[start RECORDED INFORMATION]
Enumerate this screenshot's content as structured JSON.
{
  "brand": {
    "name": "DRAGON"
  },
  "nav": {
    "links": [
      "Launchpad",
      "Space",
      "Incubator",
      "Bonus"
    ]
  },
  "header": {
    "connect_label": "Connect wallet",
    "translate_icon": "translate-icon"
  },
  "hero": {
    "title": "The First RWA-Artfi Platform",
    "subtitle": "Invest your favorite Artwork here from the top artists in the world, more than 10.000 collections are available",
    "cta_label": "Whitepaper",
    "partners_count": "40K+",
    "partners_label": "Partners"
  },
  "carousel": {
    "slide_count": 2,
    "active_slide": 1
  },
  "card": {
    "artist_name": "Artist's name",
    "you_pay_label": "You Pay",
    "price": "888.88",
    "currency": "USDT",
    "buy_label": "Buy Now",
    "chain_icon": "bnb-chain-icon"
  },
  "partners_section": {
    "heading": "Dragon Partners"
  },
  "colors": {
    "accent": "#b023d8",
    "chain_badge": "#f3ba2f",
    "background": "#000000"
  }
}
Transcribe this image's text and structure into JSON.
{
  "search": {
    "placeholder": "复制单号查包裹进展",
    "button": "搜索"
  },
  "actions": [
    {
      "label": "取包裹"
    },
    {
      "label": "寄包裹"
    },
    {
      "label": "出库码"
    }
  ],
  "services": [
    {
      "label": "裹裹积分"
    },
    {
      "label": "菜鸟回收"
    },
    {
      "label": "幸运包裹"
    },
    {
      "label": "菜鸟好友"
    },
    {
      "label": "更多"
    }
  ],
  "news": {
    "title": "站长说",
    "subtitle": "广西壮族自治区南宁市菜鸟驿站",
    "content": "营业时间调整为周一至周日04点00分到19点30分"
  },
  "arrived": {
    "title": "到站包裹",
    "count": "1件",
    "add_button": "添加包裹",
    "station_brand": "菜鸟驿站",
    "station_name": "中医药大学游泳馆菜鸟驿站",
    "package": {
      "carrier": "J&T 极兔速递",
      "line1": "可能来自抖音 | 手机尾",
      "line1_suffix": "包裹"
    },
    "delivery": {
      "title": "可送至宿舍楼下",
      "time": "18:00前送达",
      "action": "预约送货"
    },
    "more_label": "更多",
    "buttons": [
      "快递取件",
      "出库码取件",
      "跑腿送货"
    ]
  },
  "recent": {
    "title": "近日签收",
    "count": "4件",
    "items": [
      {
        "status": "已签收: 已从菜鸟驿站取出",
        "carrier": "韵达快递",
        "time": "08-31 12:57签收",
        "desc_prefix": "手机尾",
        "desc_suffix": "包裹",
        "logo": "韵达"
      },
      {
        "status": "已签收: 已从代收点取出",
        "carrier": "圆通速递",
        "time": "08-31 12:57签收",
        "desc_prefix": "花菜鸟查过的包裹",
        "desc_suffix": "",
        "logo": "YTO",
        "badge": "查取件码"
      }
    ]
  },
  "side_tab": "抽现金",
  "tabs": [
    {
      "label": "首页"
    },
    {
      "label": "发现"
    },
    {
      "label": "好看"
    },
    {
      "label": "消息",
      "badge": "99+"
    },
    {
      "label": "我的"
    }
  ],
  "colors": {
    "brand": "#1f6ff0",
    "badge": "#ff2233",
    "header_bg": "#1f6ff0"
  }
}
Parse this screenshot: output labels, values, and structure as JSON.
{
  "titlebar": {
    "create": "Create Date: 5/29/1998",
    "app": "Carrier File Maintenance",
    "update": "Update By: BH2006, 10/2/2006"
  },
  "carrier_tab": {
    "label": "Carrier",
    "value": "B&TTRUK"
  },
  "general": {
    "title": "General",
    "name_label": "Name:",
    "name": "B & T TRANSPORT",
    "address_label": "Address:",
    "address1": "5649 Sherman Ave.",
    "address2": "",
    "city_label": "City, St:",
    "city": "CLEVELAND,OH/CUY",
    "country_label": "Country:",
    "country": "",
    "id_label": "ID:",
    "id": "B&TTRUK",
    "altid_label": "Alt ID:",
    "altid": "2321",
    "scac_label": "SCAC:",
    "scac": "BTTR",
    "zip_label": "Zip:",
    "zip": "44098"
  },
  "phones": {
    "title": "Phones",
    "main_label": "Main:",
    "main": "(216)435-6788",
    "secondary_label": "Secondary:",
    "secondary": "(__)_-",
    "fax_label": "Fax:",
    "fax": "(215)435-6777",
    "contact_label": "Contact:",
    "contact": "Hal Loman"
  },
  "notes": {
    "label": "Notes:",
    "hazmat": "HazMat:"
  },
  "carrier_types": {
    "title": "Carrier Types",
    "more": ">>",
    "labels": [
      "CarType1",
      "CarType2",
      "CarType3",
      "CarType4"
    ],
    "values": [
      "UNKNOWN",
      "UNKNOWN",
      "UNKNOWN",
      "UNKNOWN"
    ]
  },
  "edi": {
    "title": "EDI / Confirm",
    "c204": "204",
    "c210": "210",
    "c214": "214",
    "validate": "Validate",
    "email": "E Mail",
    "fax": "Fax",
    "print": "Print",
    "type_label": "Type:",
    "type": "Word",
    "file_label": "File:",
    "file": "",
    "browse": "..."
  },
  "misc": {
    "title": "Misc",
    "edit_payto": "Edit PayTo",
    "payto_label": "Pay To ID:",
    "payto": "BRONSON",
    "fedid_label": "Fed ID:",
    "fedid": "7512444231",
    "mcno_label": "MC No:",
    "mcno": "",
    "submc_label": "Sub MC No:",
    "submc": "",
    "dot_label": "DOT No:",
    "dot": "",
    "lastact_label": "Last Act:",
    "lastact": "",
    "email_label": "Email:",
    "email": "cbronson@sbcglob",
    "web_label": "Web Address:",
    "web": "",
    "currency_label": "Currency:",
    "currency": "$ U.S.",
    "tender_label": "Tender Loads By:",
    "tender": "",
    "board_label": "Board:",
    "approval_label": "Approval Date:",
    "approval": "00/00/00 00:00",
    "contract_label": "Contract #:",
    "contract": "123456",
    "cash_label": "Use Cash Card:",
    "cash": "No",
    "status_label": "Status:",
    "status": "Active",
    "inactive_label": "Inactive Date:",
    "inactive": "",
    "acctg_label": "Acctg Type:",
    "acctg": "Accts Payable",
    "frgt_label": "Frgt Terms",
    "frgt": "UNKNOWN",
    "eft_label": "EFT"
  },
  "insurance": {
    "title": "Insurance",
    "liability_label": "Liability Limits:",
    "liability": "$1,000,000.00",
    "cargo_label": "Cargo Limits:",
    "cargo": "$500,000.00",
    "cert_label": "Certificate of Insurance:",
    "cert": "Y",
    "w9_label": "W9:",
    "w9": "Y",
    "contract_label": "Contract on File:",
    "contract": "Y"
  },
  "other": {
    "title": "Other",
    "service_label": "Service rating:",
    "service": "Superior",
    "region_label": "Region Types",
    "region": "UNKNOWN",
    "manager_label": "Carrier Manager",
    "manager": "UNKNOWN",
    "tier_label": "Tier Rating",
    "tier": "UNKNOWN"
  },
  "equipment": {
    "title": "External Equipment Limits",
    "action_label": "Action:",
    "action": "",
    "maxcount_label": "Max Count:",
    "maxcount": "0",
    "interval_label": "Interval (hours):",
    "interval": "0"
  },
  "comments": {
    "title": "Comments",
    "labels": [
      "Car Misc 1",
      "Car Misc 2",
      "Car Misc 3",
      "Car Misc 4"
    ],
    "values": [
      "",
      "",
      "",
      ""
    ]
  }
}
[end RECORDED INFORMATION]
THE EXERCISE: Make an exact copy of every entry.

WRITTEN RESPONSE:
Enumerate this screenshot's content as structured JSON.
{
  "brand": {
    "name": "DRAGON"
  },
  "nav": {
    "links": [
      "Launchpad",
      "Space",
      "Incubator",
      "Bonus"
    ]
  },
  "header": {
    "connect_label": "Connect wallet",
    "translate_icon": "translate-icon"
  },
  "hero": {
    "title": "The First RWA-Artfi Platform",
    "subtitle": "Invest your favorite Artwork here from the top artists in the world, more than 10.000 collections are available",
    "cta_label": "Whitepaper",
    "partners_count": "40K+",
    "partners_label": "Partners"
  },
  "carousel": {
    "slide_count": 2,
    "active_slide": 1
  },
  "card": {
    "artist_name": "Artist's name",
    "you_pay_label": "You Pay",
    "price": "888.88",
    "currency": "USDT",
    "buy_label": "Buy Now",
    "chain_icon": "bnb-chain-icon"
  },
  "partners_section": {
    "heading": "Dragon Partners"
  },
  "colors": {
    "accent": "#b023d8",
    "chain_badge": "#f3ba2f",
    "background": "#000000"
  }
}
Transcribe this image's text and structure into JSON.
{
  "search": {
    "placeholder": "复制单号查包裹进展",
    "button": "搜索"
  },
  "actions": [
    {
      "label": "取包裹"
    },
    {
      "label": "寄包裹"
    },
    {
      "label": "出库码"
    }
  ],
  "services": [
    {
      "label": "裹裹积分"
    },
    {
      "label": "菜鸟回收"
    },
    {
      "label": "幸运包裹"
    },
    {
      "label": "菜鸟好友"
    },
    {
      "label": "更多"
    }
  ],
  "news": {
    "title": "站长说",
    "subtitle": "广西壮族自治区南宁市菜鸟驿站",
    "content": "营业时间调整为周一至周日04点00分到19点30分"
  },
  "arrived": {
    "title": "到站包裹",
    "count": "1件",
    "add_button": "添加包裹",
    "station_brand": "菜鸟驿站",
    "station_name": "中医药大学游泳馆菜鸟驿站",
    "package": {
      "carrier": "J&T 极兔速递",
      "line1": "可能来自抖音 | 手机尾",
      "line1_suffix": "包裹"
    },
    "delivery": {
      "title": "可送至宿舍楼下",
      "time": "18:00前送达",
      "action": "预约送货"
    },
    "more_label": "更多",
    "buttons": [
      "快递取件",
      "出库码取件",
      "跑腿送货"
    ]
  },
  "recent": {
    "title": "近日签收",
    "count": "4件",
    "items": [
      {
        "status": "已签收: 已从菜鸟驿站取出",
        "carrier": "韵达快递",
        "time": "08-31 12:57签收",
        "desc_prefix": "手机尾",
        "desc_suffix": "包裹",
        "logo": "韵达"
      },
      {
        "status": "已签收: 已从代收点取出",
        "carrier": "圆通速递",
        "time": "08-31 12:57签收",
        "desc_prefix": "花菜鸟查过的包裹",
        "desc_suffix": "",
        "logo": "YTO",
        "badge": "查取件码"
      }
    ]
  },
  "side_tab": "抽现金",
  "tabs": [
    {
      "label": "首页"
    },
    {
      "label": "发现"
    },
    {
      "label": "好看"
    },
    {
      "label": "消息",
      "badge": "99+"
    },
    {
      "label": "我的"
    }
  ],
  "colors": {
    "brand": "#1f6ff0",
    "badge": "#ff2233",
    "header_bg": "#1f6ff0"
  }
}
Parse this screenshot: output labels, values, and structure as JSON.
{
  "titlebar": {
    "create": "Create Date: 5/29/1998",
    "app": "Carrier File Maintenance",
    "update": "Update By: BH2006, 10/2/2006"
  },
  "carrier_tab": {
    "label": "Carrier",
    "value": "B&TTRUK"
  },
  "general": {
    "title": "General",
    "name_label": "Name:",
    "name": "B & T TRANSPORT",
    "address_label": "Address:",
    "address1": "5649 Sherman Ave.",
    "address2": "",
    "city_label": "City, St:",
    "city": "CLEVELAND,OH/CUY",
    "country_label": "Country:",
    "country": "",
    "id_label": "ID:",
    "id": "B&TTRUK",
    "altid_label": "Alt ID:",
    "altid": "2321",
    "scac_label": "SCAC:",
    "scac": "BTTR",
    "zip_label": "Zip:",
    "zip": "44098"
  },
  "phones": {
    "title": "Phones",
    "main_label": "Main:",
    "main": "(216)435-6788",
    "secondary_label": "Secondary:",
    "secondary": "(__)_-",
    "fax_label": "Fax:",
    "fax": "(215)435-6777",
    "contact_label": "Contact:",
    "contact": "Hal Loman"
  },
  "notes": {
    "label": "Notes:",
    "hazmat": "HazMat:"
  },
  "carrier_types": {
    "title": "Carrier Types",
    "more": ">>",
    "labels": [
      "CarType1",
      "CarType2",
      "CarType3",
      "CarType4"
    ],
    "values": [
      "UNKNOWN",
      "UNKNOWN",
      "UNKNOWN",
      "UNKNOWN"
    ]
  },
  "edi": {
    "title": "EDI / Confirm",
    "c204": "204",
    "c210": "210",
    "c214": "214",
    "validate": "Validate",
    "email": "E Mail",
    "fax": "Fax",
    "print": "Print",
    "type_label": "Type:",
    "type": "Word",
    "file_label": "File:",
    "file": "",
    "browse": "..."
  },
  "misc": {
    "title": "Misc",
    "edit_payto": "Edit PayTo",
    "payto_label": "Pay To ID:",
    "payto": "BRONSON",
    "fedid_label": "Fed ID:",
    "fedid": "7512444231",
    "mcno_label": "MC No:",
    "mcno": "",
    "submc_label": "Sub MC No:",
    "submc": "",
    "dot_label": "DOT No:",
    "dot": "",
    "lastact_label": "Last Act:",
    "lastact": "",
    "email_label": "Email:",
    "email": "cbronson@sbcglob",
    "web_label": "Web Address:",
    "web": "",
    "currency_label": "Currency:",
    "currency": "$ U.S.",
    "tender_label": "Tender Loads By:",
    "tender": "",
    "board_label": "Board:",
    "approval_label": "Approval Date:",
    "approval": "00/00/00 00:00",
    "contract_label": "Contract #:",
    "contract": "123456",
    "cash_label": "Use Cash Card:",
    "cash": "No",
    "status_label": "Status:",
    "status": "Active",
    "inactive_label": "Inactive Date:",
    "inactive": "",
    "acctg_label": "Acctg Type:",
    "acctg": "Accts Payable",
    "frgt_label": "Frgt Terms",
    "frgt": "UNKNOWN",
    "eft_label": "EFT"
  },
  "insurance": {
    "title": "Insurance",
    "liability_label": "Liability Limits:",
    "liability": "$1,000,000.00",
    "cargo_label": "Cargo Limits:",
    "cargo": "$500,000.00",
    "cert_label": "Certificate of Insurance:",
    "cert": "Y",
    "w9_label": "W9:",
    "w9": "Y",
    "contract_label": "Contract on File:",
    "contract": "Y"
  },
  "other": {
    "title": "Other",
    "service_label": "Service rating:",
    "service": "Superior",
    "region_label": "Region Types",
    "region": "UNKNOWN",
    "manager_label": "Carrier Manager",
    "manager": "UNKNOWN",
    "tier_label": "Tier Rating",
    "tier": "UNKNOWN"
  },
  "equipment": {
    "title": "External Equipment Limits",
    "action_label": "Action:",
    "action": "",
    "maxcount_label": "Max Count:",
    "maxcount": "0",
    "interval_label": "Interval (hours):",
    "interval": "0"
  },
  "comments": {
    "title": "Comments",
    "labels": [
      "Car Misc 1",
      "Car Misc 2",
      "Car Misc 3",
      "Car Misc 4"
    ],
    "values": [
      "",
      "",
      "",
      ""
    ]
  }
}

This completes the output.